Face2Face: Real-time Face Capture and Reenactment of RGB Videos (CVPR 2016) [Paper]
Facial reenactment has been an interest of the Computer Vision community for quite some time, and was commonly achieved using RDB-D sensors (Like Kinect) or using a marker setup. This paper from TUM’s Visual Computing group in 2016 was the first to perform real-time facial reenactment of monocular target video (e.g., Youtube video) using a source sequence which is also a monocular video stream, captured live with a commodity webcam. The goal was to animate the facial expressions of the target video by a source actor and re-render the manipulated output video in a photo-realistic fashion.
A PCA model is used to parameterize the face. The first two dimensions represent facial identity – i.e., geometric shape and skin reflectance – and the third dimension controls the facial expression.
The model first reconstructs the shape identity of the target actor.
- Both source and target videos are processed by the model, and the reenactment is achieved by fast and efficient deformation transfer between the source and the target. From the target sequence, the best-match mouth interior is retrieved and warped to produce an accurate fit.
- For creating the final image, they re-render the target’s face with the transferred expressions (using the transferred expression coefficients) and composite it (blend it) with the target video’s background. The re-rendering also takes into account the estimated lighting in the target scene. (Refer the paper for Energy/Loss formulas)
The mouth area which is the lips and teeth are usually difficult to synthesize, resulting in inconsistent renders. They overcome this by introducing a new mouth synthesis approach that generates a realistic mouth interior by retrieving and warping best matching mouth shapes from the offline sample sequence and they maintain the appearance of the target mouth shape.
This paper shows highly-realistic reenactment examples on a variety of target Youtube videos at a resolution of 1280×720. The results are qualitative.
Here’s a video with more results.
Deep Video Portraits (SIGGRAPH 2019) [arxiv]
This is an interesting paper that made waves in the community back in 2018. They are the first to transfer the full 3D head pose, face expression, eye gaze and eye blinking, as compared to other approaches that were restricted to manipulations of facial expressions. They were also the first to synthesize photo-realistic videos of the target person’s upper body, including realistic clothing and hair. (A video portrait is a video with a person’s head and upper body). The core of this approach is a generative neural network with a novel space-time architecture. (Anything space-time deals with video data since a video is essentially images over time). The network takes as input synthetic renderings of a parametric face model, based on which it predicts photo-realistic video frames for a given target actor.

→ Data excerpt

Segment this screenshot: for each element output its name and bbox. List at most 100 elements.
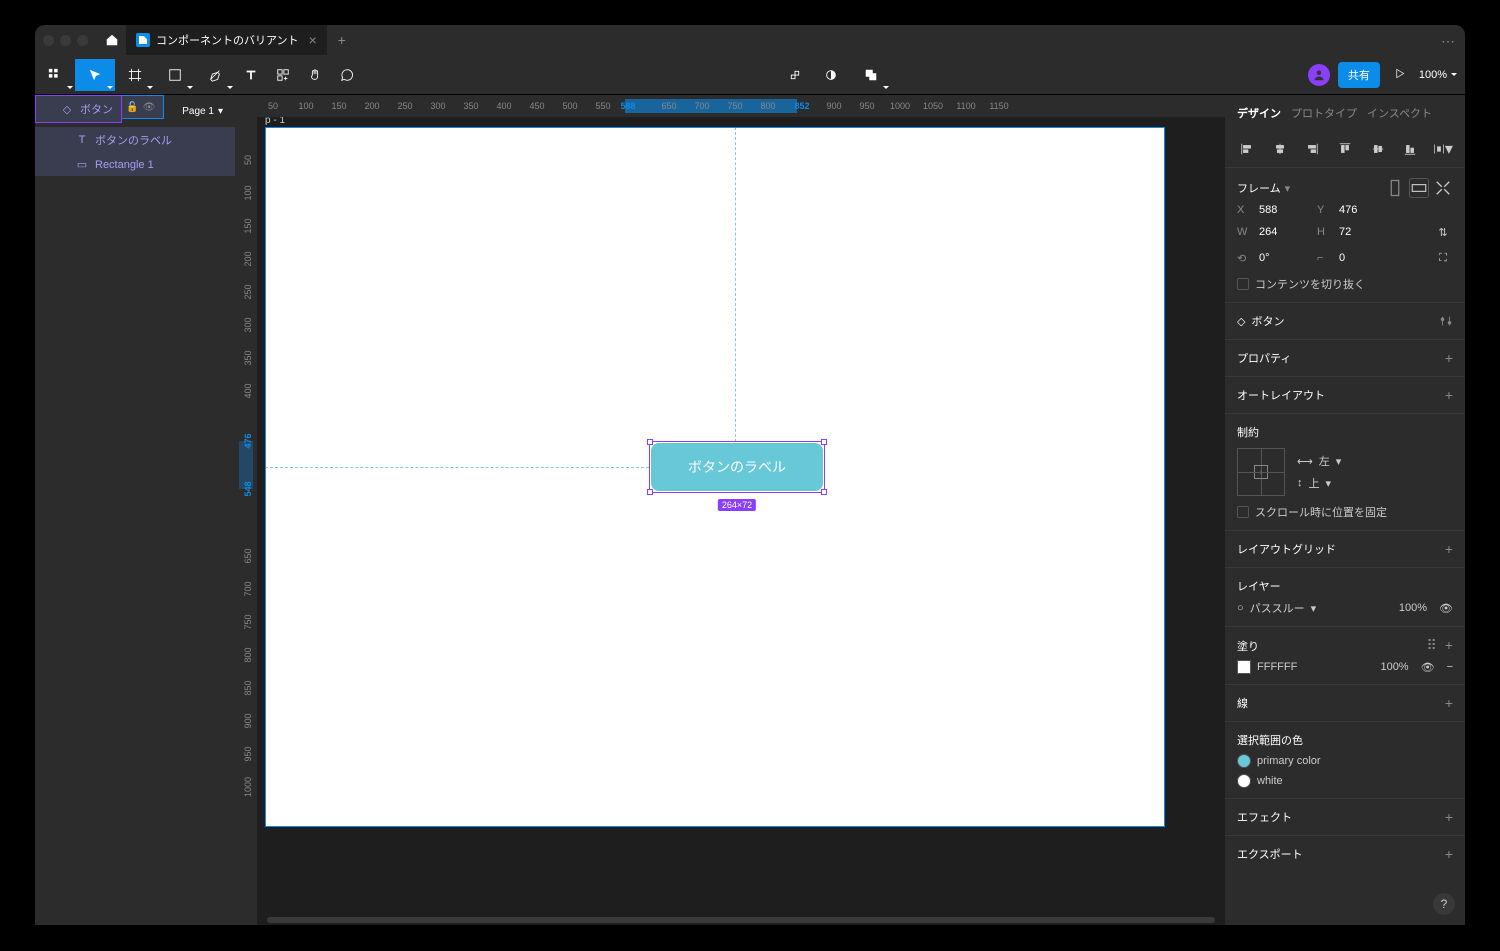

→ Exercise objective
Give the facial reenactment text again from "Face2Face: Real-time Face" to "a photo-realistic fashion.", with "webcam" changed to "USB camera".

→ Full solution
Face2Face: Real-time Face Capture and Reenactment of RGB Videos (CVPR 2016) [Paper]
Facial reenactment has been an interest of the Computer Vision community for quite some time, and was commonly achieved using RDB-D sensors (Like Kinect) or using a marker setup. This paper from TUM’s Visual Computing group in 2016 was the first to perform real-time facial reenactment of monocular target video (e.g., Youtube video) using a source sequence which is also a monocular video stream, captured live with a commodity USB camera. The goal was to animate the facial expressions of the target video by a source actor and re-render the manipulated output video in a photo-realistic fashion.